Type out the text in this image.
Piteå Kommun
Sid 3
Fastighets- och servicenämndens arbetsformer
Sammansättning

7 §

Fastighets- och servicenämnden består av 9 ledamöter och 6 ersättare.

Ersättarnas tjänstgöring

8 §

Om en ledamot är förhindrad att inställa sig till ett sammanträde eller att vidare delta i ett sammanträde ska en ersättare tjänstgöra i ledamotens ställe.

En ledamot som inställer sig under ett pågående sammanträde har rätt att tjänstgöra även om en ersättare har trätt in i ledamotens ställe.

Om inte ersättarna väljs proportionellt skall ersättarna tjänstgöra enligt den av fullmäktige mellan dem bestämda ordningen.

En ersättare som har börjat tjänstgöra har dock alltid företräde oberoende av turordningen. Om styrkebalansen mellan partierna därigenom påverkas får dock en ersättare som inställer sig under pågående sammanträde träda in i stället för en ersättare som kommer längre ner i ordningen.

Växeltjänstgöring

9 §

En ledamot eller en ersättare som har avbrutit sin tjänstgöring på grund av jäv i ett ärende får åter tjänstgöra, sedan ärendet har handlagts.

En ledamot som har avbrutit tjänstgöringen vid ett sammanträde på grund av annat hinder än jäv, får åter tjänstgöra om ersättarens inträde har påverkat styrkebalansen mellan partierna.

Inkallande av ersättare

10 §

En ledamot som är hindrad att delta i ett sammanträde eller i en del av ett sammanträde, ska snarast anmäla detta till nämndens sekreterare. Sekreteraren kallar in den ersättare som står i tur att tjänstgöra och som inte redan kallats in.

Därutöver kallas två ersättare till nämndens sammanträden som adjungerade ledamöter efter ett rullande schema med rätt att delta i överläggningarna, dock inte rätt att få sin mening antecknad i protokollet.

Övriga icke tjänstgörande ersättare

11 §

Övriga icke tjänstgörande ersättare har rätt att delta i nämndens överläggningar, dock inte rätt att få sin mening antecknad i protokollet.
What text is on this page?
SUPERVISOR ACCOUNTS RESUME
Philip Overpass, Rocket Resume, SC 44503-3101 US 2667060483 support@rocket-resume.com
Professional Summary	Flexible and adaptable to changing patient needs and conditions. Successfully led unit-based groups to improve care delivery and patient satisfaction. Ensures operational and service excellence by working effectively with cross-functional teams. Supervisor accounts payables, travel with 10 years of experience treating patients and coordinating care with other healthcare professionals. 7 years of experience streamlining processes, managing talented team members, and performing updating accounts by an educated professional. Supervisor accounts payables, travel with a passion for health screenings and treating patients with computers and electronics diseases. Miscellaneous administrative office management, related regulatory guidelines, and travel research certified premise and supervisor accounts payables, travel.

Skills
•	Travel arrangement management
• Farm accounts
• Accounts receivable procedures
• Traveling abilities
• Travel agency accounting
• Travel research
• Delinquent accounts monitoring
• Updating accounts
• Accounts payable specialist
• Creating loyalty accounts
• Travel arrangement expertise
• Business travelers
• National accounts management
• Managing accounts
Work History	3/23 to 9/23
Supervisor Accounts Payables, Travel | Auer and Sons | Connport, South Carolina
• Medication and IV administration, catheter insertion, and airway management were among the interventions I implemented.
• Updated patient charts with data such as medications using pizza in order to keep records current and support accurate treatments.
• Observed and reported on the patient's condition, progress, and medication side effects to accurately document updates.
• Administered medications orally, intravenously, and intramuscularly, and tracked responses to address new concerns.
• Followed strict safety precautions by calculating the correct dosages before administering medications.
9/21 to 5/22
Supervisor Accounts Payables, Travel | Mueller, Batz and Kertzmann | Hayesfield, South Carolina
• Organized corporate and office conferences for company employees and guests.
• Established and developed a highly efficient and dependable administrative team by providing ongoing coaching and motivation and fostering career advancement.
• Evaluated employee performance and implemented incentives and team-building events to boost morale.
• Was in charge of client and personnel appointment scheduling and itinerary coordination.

────────────────────

YOUR INSTRUCTIONS: For each line in the entries that holds "grund", return that line.

RESPONSE AREA:
En ledamot eller en ersättare som har avbrutit sin tjänstgöring på grund av jäv i ett ärende får åter tjänstgöra, sedan ärendet har handlagts.
En ledamot som har avbrutit tjänstgöringen vid ett sammanträde på grund av annat hinder än jäv, får åter tjänstgöra om ersättarens inträde har påverkat styrkebalansen mellan partierna.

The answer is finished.